Material provided ::
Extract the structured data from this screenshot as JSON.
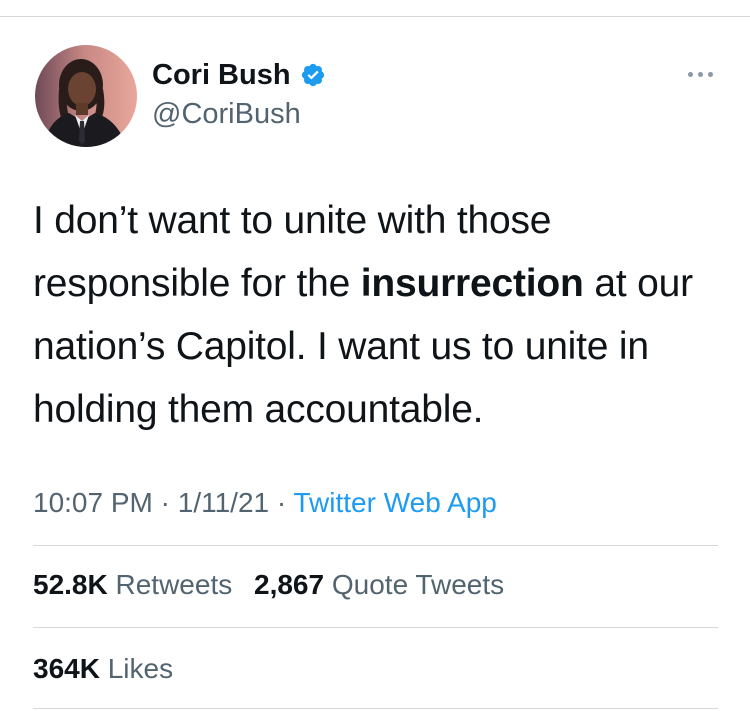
{
  "tweet": {
    "author": {
      "display_name": "Cori Bush",
      "handle": "@CoriBush",
      "verified": true,
      "avatar": "profile-photo"
    },
    "text": {
      "before_bold": "I don’t want to unite with those responsible for the ",
      "bold": "insurrection",
      "after_bold": " at our nation’s Capitol. I want us to unite in holding them accountable."
    },
    "time": "10:07 PM",
    "separator_1": "·",
    "date": "1/11/21",
    "separator_2": "·",
    "source": "Twitter Web App",
    "stats": {
      "retweets_count": "52.8K",
      "retweets_label": "Retweets",
      "quotes_count": "2,867",
      "quotes_label": "Quote Tweets",
      "likes_count": "364K",
      "likes_label": "Likes"
    }
  },
  "colors": {
    "text_primary": "#0f1419",
    "text_secondary": "#536471",
    "accent": "#1d9bf0",
    "divider": "#d6d9db"
  },
  "icons": {
    "verified": "verified-badge-icon",
    "more": "more-options-icon"
  }
}
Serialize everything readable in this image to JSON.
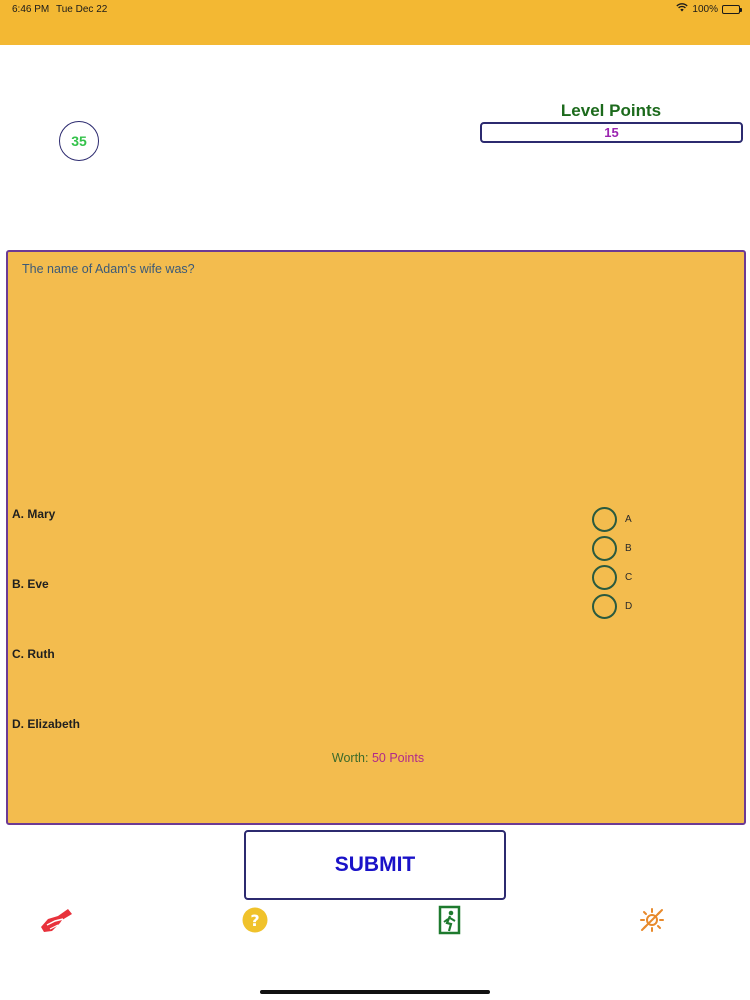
{
  "status_bar": {
    "time": "6:46 PM",
    "date": "Tue Dec 22",
    "battery": "100%"
  },
  "timer": {
    "value": "35"
  },
  "level_points": {
    "title": "Level Points",
    "value": "15"
  },
  "question": {
    "text": "The name of Adam's wife was?",
    "answers": [
      {
        "label": "A. Mary"
      },
      {
        "label": "B. Eve"
      },
      {
        "label": "C. Ruth"
      },
      {
        "label": "D. Elizabeth"
      }
    ],
    "options": [
      "A",
      "B",
      "C",
      "D"
    ],
    "worth_label": "Worth:",
    "worth_value": "50 Points"
  },
  "submit": {
    "label": "SUBMIT"
  },
  "toolbar": {
    "icons": [
      "swap-hands-icon",
      "help-icon",
      "exit-icon",
      "theme-icon"
    ]
  },
  "colors": {
    "accent": "#f3b833",
    "panel": "#f3bc4e",
    "panel_border": "#6c3a94",
    "submit_text": "#1a12c8"
  }
}
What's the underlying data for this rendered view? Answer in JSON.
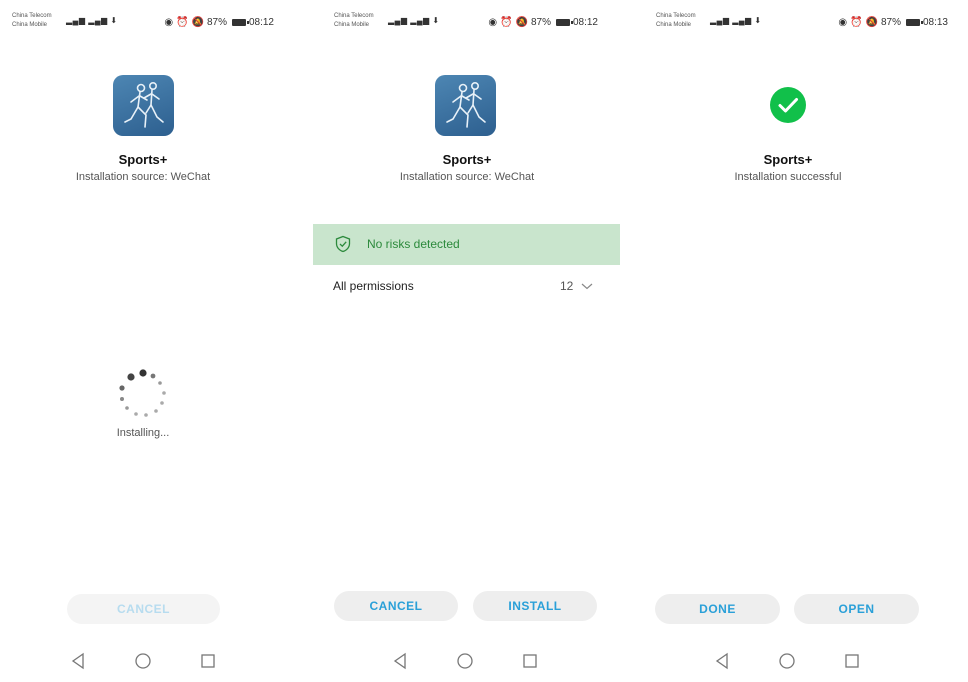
{
  "status_bar": {
    "carrier1": "China Telecom",
    "carrier2": "China Mobile",
    "signal": "4G",
    "battery": "87%",
    "times": [
      "08:12",
      "08:12",
      "08:13"
    ]
  },
  "app": {
    "name": "Sports+",
    "source": "Installation source: WeChat"
  },
  "screen1": {
    "status": "Installing...",
    "cancel_label": "CANCEL"
  },
  "screen2": {
    "risk_label": "No risks detected",
    "permissions_label": "All permissions",
    "permissions_count": "12",
    "cancel_label": "CANCEL",
    "install_label": "INSTALL"
  },
  "screen3": {
    "status": "Installation successful",
    "done_label": "DONE",
    "open_label": "OPEN"
  },
  "colors": {
    "accent": "#2aa0d8",
    "success": "#11c04a",
    "risk_bg": "#c9e5cd",
    "risk_text": "#2c8a3c",
    "button_bg": "#eeeeee"
  },
  "icons": [
    "eye-icon",
    "alarm-icon",
    "mute-icon",
    "battery-icon",
    "download-icon",
    "shield-check-icon",
    "chevron-down-icon",
    "back-icon",
    "home-icon",
    "recents-icon",
    "checkmark-icon"
  ]
}
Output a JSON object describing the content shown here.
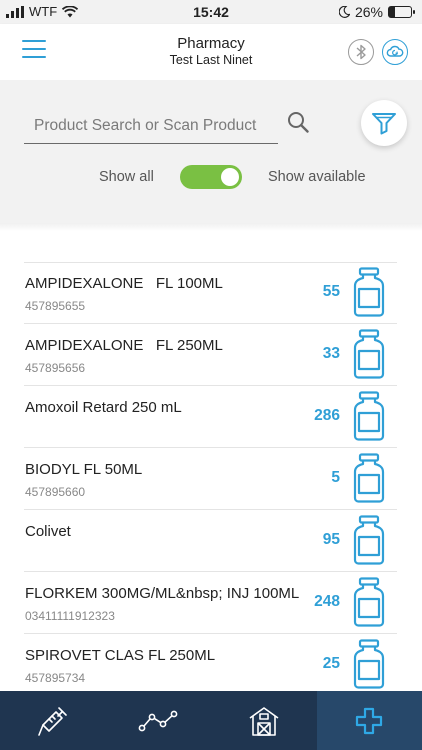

Written task ::
Gather each line from the entries above that includes the word "Installation".

Answer to the exercise ::
    "source": "Installation source: WeChat"
    "status": "Installation successful",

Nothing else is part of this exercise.